(Element and region listings)
◆ ◆ ◆

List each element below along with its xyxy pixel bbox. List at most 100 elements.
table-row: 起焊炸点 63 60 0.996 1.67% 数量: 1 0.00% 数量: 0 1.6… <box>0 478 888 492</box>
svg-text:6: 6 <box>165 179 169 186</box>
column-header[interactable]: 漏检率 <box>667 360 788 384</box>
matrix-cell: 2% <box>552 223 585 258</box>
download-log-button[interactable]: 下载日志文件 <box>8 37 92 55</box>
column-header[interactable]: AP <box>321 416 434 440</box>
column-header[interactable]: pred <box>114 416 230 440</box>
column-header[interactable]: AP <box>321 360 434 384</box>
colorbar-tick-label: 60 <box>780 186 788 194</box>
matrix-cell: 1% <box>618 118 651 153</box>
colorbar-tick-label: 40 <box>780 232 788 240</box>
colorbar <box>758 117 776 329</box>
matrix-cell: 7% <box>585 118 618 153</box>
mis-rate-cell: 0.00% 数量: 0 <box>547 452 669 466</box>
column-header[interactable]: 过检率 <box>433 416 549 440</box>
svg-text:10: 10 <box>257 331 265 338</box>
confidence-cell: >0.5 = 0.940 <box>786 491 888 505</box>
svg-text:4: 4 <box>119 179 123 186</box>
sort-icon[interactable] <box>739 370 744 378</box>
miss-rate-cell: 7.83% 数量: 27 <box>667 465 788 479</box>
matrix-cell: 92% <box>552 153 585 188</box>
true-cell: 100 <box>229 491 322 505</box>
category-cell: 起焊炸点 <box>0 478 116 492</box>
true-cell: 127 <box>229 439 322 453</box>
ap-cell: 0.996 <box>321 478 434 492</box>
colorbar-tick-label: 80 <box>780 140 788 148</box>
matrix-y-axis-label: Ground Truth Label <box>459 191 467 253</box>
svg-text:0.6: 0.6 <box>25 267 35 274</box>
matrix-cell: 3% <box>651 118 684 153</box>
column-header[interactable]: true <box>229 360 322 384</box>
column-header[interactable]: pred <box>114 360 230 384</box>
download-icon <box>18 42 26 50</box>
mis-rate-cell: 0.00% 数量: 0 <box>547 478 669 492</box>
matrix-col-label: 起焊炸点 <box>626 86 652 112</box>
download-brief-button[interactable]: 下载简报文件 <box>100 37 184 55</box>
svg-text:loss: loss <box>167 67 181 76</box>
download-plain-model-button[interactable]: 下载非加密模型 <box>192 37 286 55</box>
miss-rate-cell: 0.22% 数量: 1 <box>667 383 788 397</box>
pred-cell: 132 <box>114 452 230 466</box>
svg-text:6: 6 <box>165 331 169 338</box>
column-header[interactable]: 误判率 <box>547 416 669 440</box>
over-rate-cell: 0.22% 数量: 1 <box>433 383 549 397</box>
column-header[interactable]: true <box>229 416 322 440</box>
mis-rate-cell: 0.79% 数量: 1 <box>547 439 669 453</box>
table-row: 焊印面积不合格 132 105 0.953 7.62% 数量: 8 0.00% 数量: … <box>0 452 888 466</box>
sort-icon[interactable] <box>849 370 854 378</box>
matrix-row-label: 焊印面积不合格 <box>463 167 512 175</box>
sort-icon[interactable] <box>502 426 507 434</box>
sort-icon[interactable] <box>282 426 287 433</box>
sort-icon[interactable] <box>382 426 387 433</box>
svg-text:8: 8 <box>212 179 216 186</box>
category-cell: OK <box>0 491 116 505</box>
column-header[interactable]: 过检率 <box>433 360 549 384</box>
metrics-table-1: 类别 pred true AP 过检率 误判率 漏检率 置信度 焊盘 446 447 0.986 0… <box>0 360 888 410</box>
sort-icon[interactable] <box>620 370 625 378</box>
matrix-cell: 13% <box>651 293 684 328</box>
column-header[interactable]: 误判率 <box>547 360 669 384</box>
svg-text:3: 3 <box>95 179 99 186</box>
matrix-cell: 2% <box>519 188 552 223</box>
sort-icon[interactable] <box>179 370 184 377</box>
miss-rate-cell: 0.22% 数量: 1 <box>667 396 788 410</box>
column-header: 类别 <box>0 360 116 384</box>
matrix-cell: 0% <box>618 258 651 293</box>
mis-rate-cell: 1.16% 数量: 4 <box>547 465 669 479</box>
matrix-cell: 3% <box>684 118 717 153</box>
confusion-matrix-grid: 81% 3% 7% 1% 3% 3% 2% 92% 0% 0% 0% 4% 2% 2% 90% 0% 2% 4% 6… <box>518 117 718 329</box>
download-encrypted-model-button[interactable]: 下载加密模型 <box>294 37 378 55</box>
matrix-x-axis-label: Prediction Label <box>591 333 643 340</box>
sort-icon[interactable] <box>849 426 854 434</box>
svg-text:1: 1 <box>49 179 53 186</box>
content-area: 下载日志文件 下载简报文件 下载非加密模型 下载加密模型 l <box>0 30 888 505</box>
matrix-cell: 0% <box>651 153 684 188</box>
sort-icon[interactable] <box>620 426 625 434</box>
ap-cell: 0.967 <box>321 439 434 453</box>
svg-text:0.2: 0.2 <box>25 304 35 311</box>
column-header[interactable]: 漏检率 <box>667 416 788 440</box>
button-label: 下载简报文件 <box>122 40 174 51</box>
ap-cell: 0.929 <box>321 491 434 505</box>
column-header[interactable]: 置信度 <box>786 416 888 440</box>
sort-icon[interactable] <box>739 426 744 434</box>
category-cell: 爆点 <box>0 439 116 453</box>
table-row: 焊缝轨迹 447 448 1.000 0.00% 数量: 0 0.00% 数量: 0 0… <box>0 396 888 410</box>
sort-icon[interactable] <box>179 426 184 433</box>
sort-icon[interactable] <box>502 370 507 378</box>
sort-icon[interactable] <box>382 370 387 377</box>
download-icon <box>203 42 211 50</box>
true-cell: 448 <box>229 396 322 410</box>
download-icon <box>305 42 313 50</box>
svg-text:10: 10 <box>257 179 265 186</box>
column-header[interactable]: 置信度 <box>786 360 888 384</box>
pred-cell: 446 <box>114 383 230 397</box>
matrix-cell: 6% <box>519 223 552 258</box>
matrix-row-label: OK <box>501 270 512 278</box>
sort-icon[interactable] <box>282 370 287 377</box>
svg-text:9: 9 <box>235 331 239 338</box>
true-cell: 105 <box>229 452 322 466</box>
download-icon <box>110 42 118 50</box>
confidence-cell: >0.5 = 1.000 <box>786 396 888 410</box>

◆ ◆ ◆

• **Aim of the exercise**
Copy every one of the rows above line for line, keeping each character unchanged.

• **Solution to the problem**
List each element below along with its xyxy pixel bbox. List at most 100 elements.
table-row: 起焊炸点 63 60 0.996 1.67% 数量: 1 0.00% 数量: 0 1.6… <box>0 478 888 492</box>
svg-text:6: 6 <box>165 179 169 186</box>
column-header[interactable]: 漏检率 <box>667 360 788 384</box>
matrix-cell: 2% <box>552 223 585 258</box>
download-log-button[interactable]: 下载日志文件 <box>8 37 92 55</box>
column-header[interactable]: AP <box>321 416 434 440</box>
column-header[interactable]: pred <box>114 416 230 440</box>
column-header[interactable]: AP <box>321 360 434 384</box>
colorbar-tick-label: 60 <box>780 186 788 194</box>
matrix-cell: 1% <box>618 118 651 153</box>
colorbar-tick-label: 40 <box>780 232 788 240</box>
colorbar <box>758 117 776 329</box>
matrix-cell: 7% <box>585 118 618 153</box>
mis-rate-cell: 0.00% 数量: 0 <box>547 452 669 466</box>
column-header[interactable]: 过检率 <box>433 416 549 440</box>
svg-text:10: 10 <box>257 331 265 338</box>
confidence-cell: >0.5 = 0.940 <box>786 491 888 505</box>
svg-text:4: 4 <box>119 179 123 186</box>
sort-icon[interactable] <box>739 370 744 378</box>
miss-rate-cell: 7.83% 数量: 27 <box>667 465 788 479</box>
matrix-cell: 92% <box>552 153 585 188</box>
true-cell: 100 <box>229 491 322 505</box>
category-cell: 起焊炸点 <box>0 478 116 492</box>
true-cell: 127 <box>229 439 322 453</box>
ap-cell: 0.996 <box>321 478 434 492</box>
colorbar-tick-label: 80 <box>780 140 788 148</box>
matrix-y-axis-label: Ground Truth Label <box>459 191 467 253</box>
svg-text:0.6: 0.6 <box>25 267 35 274</box>
matrix-cell: 3% <box>651 118 684 153</box>
column-header[interactable]: true <box>229 360 322 384</box>
column-header[interactable]: pred <box>114 360 230 384</box>
download-icon <box>18 42 26 50</box>
mis-rate-cell: 0.00% 数量: 0 <box>547 478 669 492</box>
matrix-col-label: 起焊炸点 <box>626 86 652 112</box>
download-brief-button[interactable]: 下载简报文件 <box>100 37 184 55</box>
svg-text:loss: loss <box>167 67 181 76</box>
download-plain-model-button[interactable]: 下载非加密模型 <box>192 37 286 55</box>
miss-rate-cell: 0.22% 数量: 1 <box>667 383 788 397</box>
pred-cell: 132 <box>114 452 230 466</box>
svg-text:6: 6 <box>165 331 169 338</box>
column-header[interactable]: 误判率 <box>547 416 669 440</box>
over-rate-cell: 0.22% 数量: 1 <box>433 383 549 397</box>
column-header[interactable]: true <box>229 416 322 440</box>
mis-rate-cell: 0.79% 数量: 1 <box>547 439 669 453</box>
table-row: 焊印面积不合格 132 105 0.953 7.62% 数量: 8 0.00% 数量: … <box>0 452 888 466</box>
sort-icon[interactable] <box>849 370 854 378</box>
matrix-row-label: 焊印面积不合格 <box>463 167 512 175</box>
sort-icon[interactable] <box>502 426 507 434</box>
sort-icon[interactable] <box>282 426 287 433</box>
sort-icon[interactable] <box>382 426 387 433</box>
svg-text:8: 8 <box>212 179 216 186</box>
category-cell: OK <box>0 491 116 505</box>
column-header[interactable]: 过检率 <box>433 360 549 384</box>
metrics-table-1: 类别 pred true AP 过检率 误判率 漏检率 置信度 焊盘 446 447 0.986 0… <box>0 360 888 410</box>
sort-icon[interactable] <box>620 370 625 378</box>
matrix-cell: 13% <box>651 293 684 328</box>
column-header[interactable]: 误判率 <box>547 360 669 384</box>
svg-text:3: 3 <box>95 179 99 186</box>
matrix-cell: 2% <box>519 188 552 223</box>
sort-icon[interactable] <box>179 370 184 377</box>
miss-rate-cell: 0.22% 数量: 1 <box>667 396 788 410</box>
column-header: 类别 <box>0 360 116 384</box>
matrix-cell: 0% <box>618 258 651 293</box>
mis-rate-cell: 1.16% 数量: 4 <box>547 465 669 479</box>
matrix-cell: 3% <box>684 118 717 153</box>
confusion-matrix-grid: 81% 3% 7% 1% 3% 3% 2% 92% 0% 0% 0% 4% 2% 2% 90% 0% 2% 4% 6… <box>518 117 718 329</box>
download-encrypted-model-button[interactable]: 下载加密模型 <box>294 37 378 55</box>
matrix-x-axis-label: Prediction Label <box>591 333 643 340</box>
sort-icon[interactable] <box>849 426 854 434</box>
svg-text:1: 1 <box>49 179 53 186</box>
content-area: 下载日志文件 下载简报文件 下载非加密模型 下载加密模型 l <box>0 30 888 505</box>
matrix-cell: 0% <box>651 153 684 188</box>
sort-icon[interactable] <box>620 426 625 434</box>
ap-cell: 0.967 <box>321 439 434 453</box>
svg-text:0.2: 0.2 <box>25 304 35 311</box>
column-header[interactable]: 漏检率 <box>667 416 788 440</box>
button-label: 下载简报文件 <box>122 40 174 51</box>
ap-cell: 0.929 <box>321 491 434 505</box>
column-header[interactable]: 置信度 <box>786 416 888 440</box>
sort-icon[interactable] <box>739 426 744 434</box>
category-cell: 爆点 <box>0 439 116 453</box>
table-row: 焊缝轨迹 447 448 1.000 0.00% 数量: 0 0.00% 数量: 0 0… <box>0 396 888 410</box>
sort-icon[interactable] <box>179 426 184 433</box>
sort-icon[interactable] <box>502 370 507 378</box>
sort-icon[interactable] <box>382 370 387 377</box>
download-icon <box>203 42 211 50</box>
true-cell: 448 <box>229 396 322 410</box>
download-icon <box>305 42 313 50</box>
svg-text:10: 10 <box>257 179 265 186</box>
column-header[interactable]: 置信度 <box>786 360 888 384</box>
pred-cell: 446 <box>114 383 230 397</box>
matrix-cell: 6% <box>519 223 552 258</box>
matrix-row-label: OK <box>501 270 512 278</box>
sort-icon[interactable] <box>282 370 287 377</box>
svg-text:9: 9 <box>235 331 239 338</box>
true-cell: 105 <box>229 452 322 466</box>
download-icon <box>110 42 118 50</box>
confidence-cell: >0.5 = 1.000 <box>786 396 888 410</box>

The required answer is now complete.